• **WRITTEN PROBLEM**: Below are the records; reproduce all of them exactly but without any images.

++++++++++++++++++++

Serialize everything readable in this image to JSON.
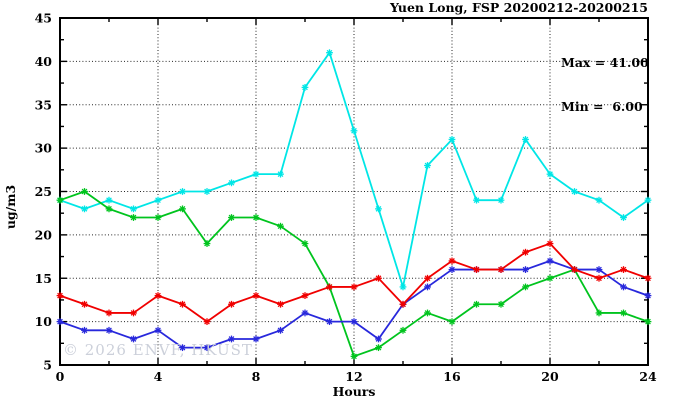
{
  "chart_data": {
    "type": "line",
    "title": "Yuen Long, FSP 20200212-20200215",
    "xlabel": "Hours",
    "ylabel": "ug/m3",
    "watermark": "© 2026 ENVF, HKUST",
    "annotations": {
      "max_label": "Max = 41.00",
      "min_label": "Min =  6.00"
    },
    "max": 41.0,
    "min": 6.0,
    "xlim": [
      0,
      24
    ],
    "ylim": [
      5,
      45
    ],
    "x_ticks": [
      0,
      4,
      8,
      12,
      16,
      20,
      24
    ],
    "x_minor_step": 2,
    "y_ticks": [
      5,
      10,
      15,
      20,
      25,
      30,
      35,
      40,
      45
    ],
    "y_minor_step": 2.5,
    "grid": true,
    "legend_position": "none",
    "marker": "asterisk",
    "x": [
      0,
      1,
      2,
      3,
      4,
      5,
      6,
      7,
      8,
      9,
      10,
      11,
      12,
      13,
      14,
      15,
      16,
      17,
      18,
      19,
      20,
      21,
      22,
      23,
      24
    ],
    "series": [
      {
        "name": "series-cyan",
        "color": "#00e6e6",
        "values": [
          24,
          23,
          24,
          23,
          24,
          25,
          25,
          26,
          27,
          27,
          37,
          41,
          32,
          23,
          14,
          28,
          31,
          24,
          24,
          31,
          27,
          25,
          24,
          22,
          24
        ]
      },
      {
        "name": "series-green",
        "color": "#00c41e",
        "values": [
          24,
          25,
          23,
          22,
          22,
          23,
          19,
          22,
          22,
          21,
          19,
          14,
          6,
          7,
          9,
          11,
          10,
          12,
          12,
          14,
          15,
          16,
          11,
          11,
          10
        ]
      },
      {
        "name": "series-blue",
        "color": "#2828dc",
        "values": [
          10,
          9,
          9,
          8,
          9,
          7,
          7,
          8,
          8,
          9,
          11,
          10,
          10,
          8,
          12,
          14,
          16,
          16,
          16,
          16,
          17,
          16,
          16,
          14,
          13
        ]
      },
      {
        "name": "series-red",
        "color": "#f00000",
        "values": [
          13,
          12,
          11,
          11,
          13,
          12,
          10,
          12,
          13,
          12,
          13,
          14,
          14,
          15,
          12,
          15,
          17,
          16,
          16,
          18,
          19,
          16,
          15,
          16,
          15
        ]
      }
    ]
  }
}
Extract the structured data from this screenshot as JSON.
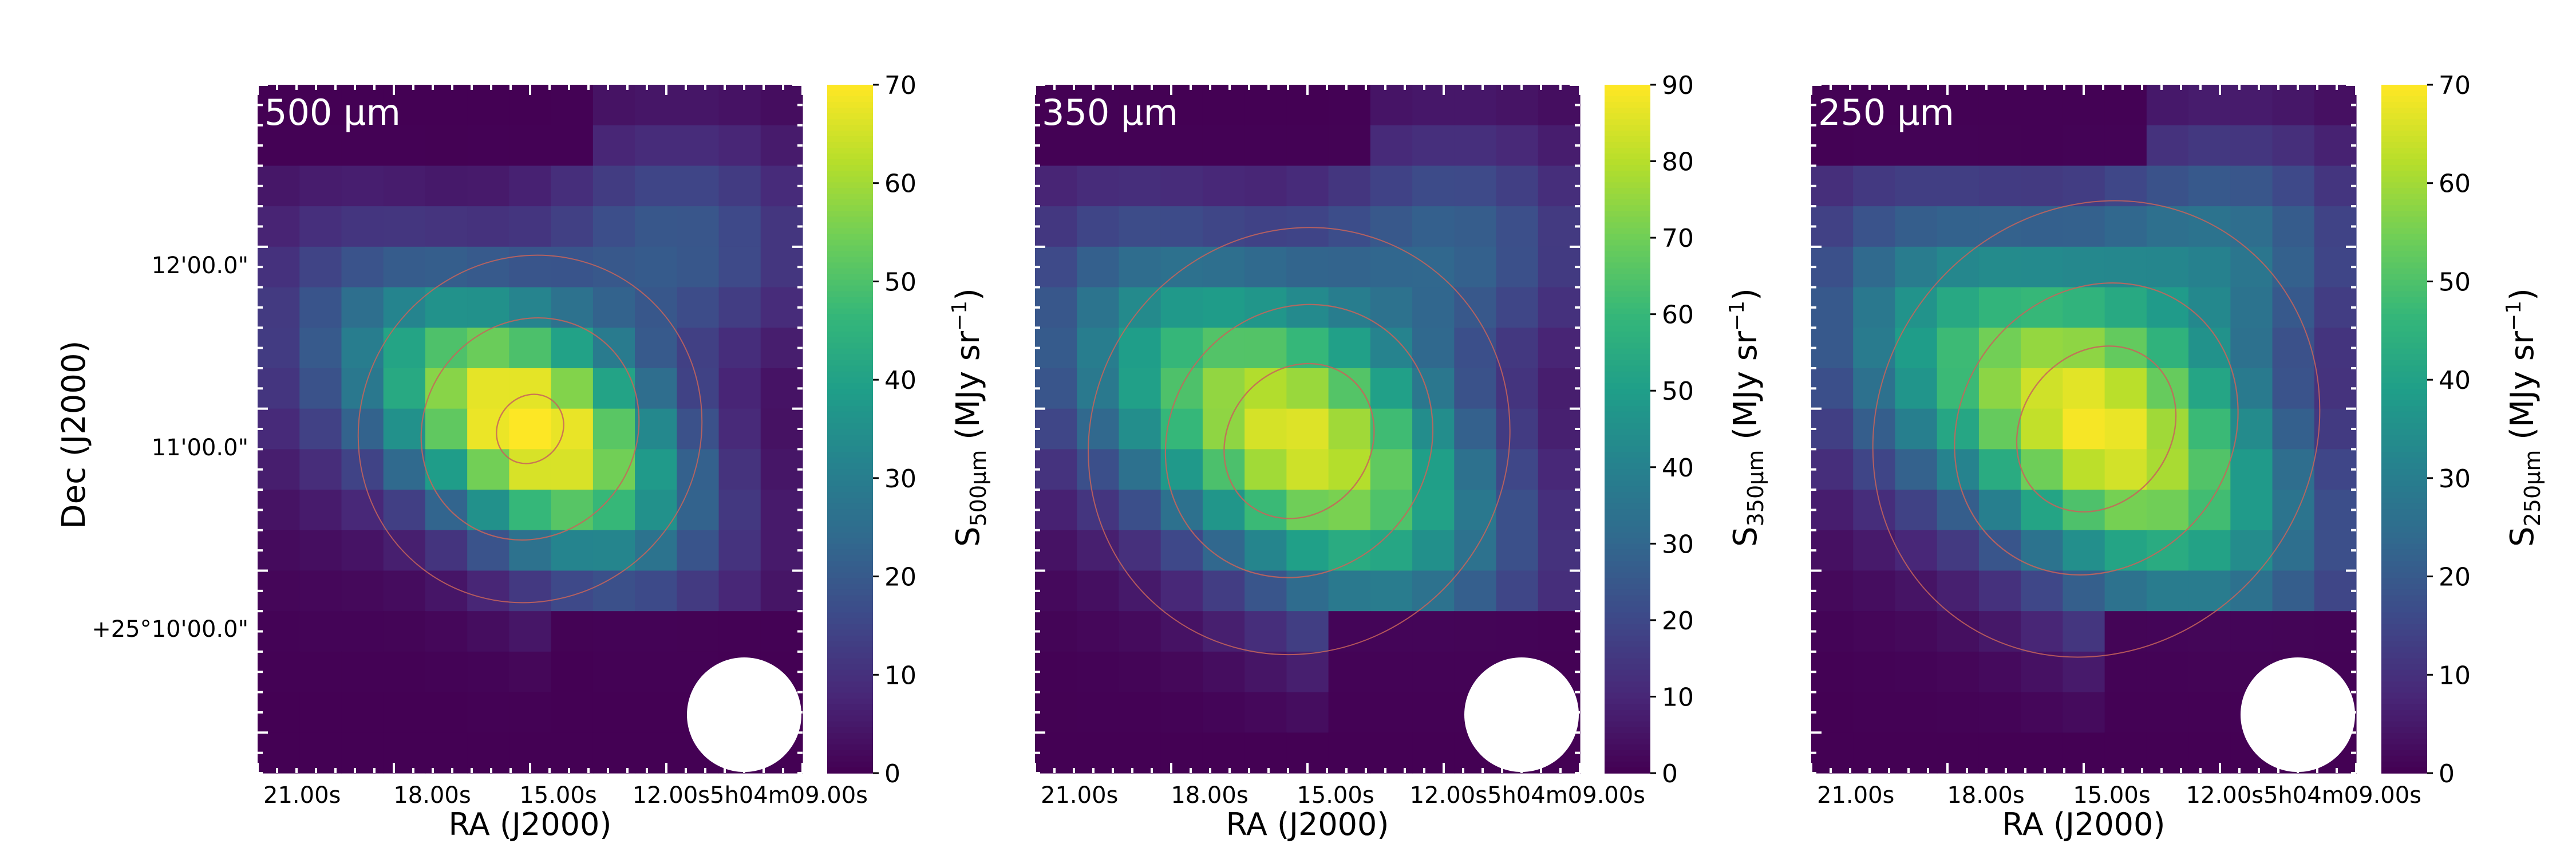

++++++++++++++++++++

• **ANSWER TO THIS PROBLEM**:
Serialize everything readable in this image to JSON.
{
  "chart_data": {
    "type": "line",
    "title": "Yuen Long, FSP 20200212-20200215",
    "xlabel": "Hours",
    "ylabel": "ug/m3",
    "watermark": "© 2026 ENVF, HKUST",
    "annotations": {
      "max_label": "Max = 41.00",
      "min_label": "Min =  6.00"
    },
    "max": 41.0,
    "min": 6.0,
    "xlim": [
      0,
      24
    ],
    "ylim": [
      5,
      45
    ],
    "x_ticks": [
      0,
      4,
      8,
      12,
      16,
      20,
      24
    ],
    "x_minor_step": 2,
    "y_ticks": [
      5,
      10,
      15,
      20,
      25,
      30,
      35,
      40,
      45
    ],
    "y_minor_step": 2.5,
    "grid": true,
    "legend_position": "none",
    "marker": "asterisk",
    "x": [
      0,
      1,
      2,
      3,
      4,
      5,
      6,
      7,
      8,
      9,
      10,
      11,
      12,
      13,
      14,
      15,
      16,
      17,
      18,
      19,
      20,
      21,
      22,
      23,
      24
    ],
    "series": [
      {
        "name": "series-cyan",
        "color": "#00e6e6",
        "values": [
          24,
          23,
          24,
          23,
          24,
          25,
          25,
          26,
          27,
          27,
          37,
          41,
          32,
          23,
          14,
          28,
          31,
          24,
          24,
          31,
          27,
          25,
          24,
          22,
          24
        ]
      },
      {
        "name": "series-green",
        "color": "#00c41e",
        "values": [
          24,
          25,
          23,
          22,
          22,
          23,
          19,
          22,
          22,
          21,
          19,
          14,
          6,
          7,
          9,
          11,
          10,
          12,
          12,
          14,
          15,
          16,
          11,
          11,
          10
        ]
      },
      {
        "name": "series-blue",
        "color": "#2828dc",
        "values": [
          10,
          9,
          9,
          8,
          9,
          7,
          7,
          8,
          8,
          9,
          11,
          10,
          10,
          8,
          12,
          14,
          16,
          16,
          16,
          16,
          17,
          16,
          16,
          14,
          13
        ]
      },
      {
        "name": "series-red",
        "color": "#f00000",
        "values": [
          13,
          12,
          11,
          11,
          13,
          12,
          10,
          12,
          13,
          12,
          13,
          14,
          14,
          15,
          12,
          15,
          17,
          16,
          16,
          18,
          19,
          16,
          15,
          16,
          15
        ]
      }
    ]
  }
}
Extract the structured data from this screenshot as JSON.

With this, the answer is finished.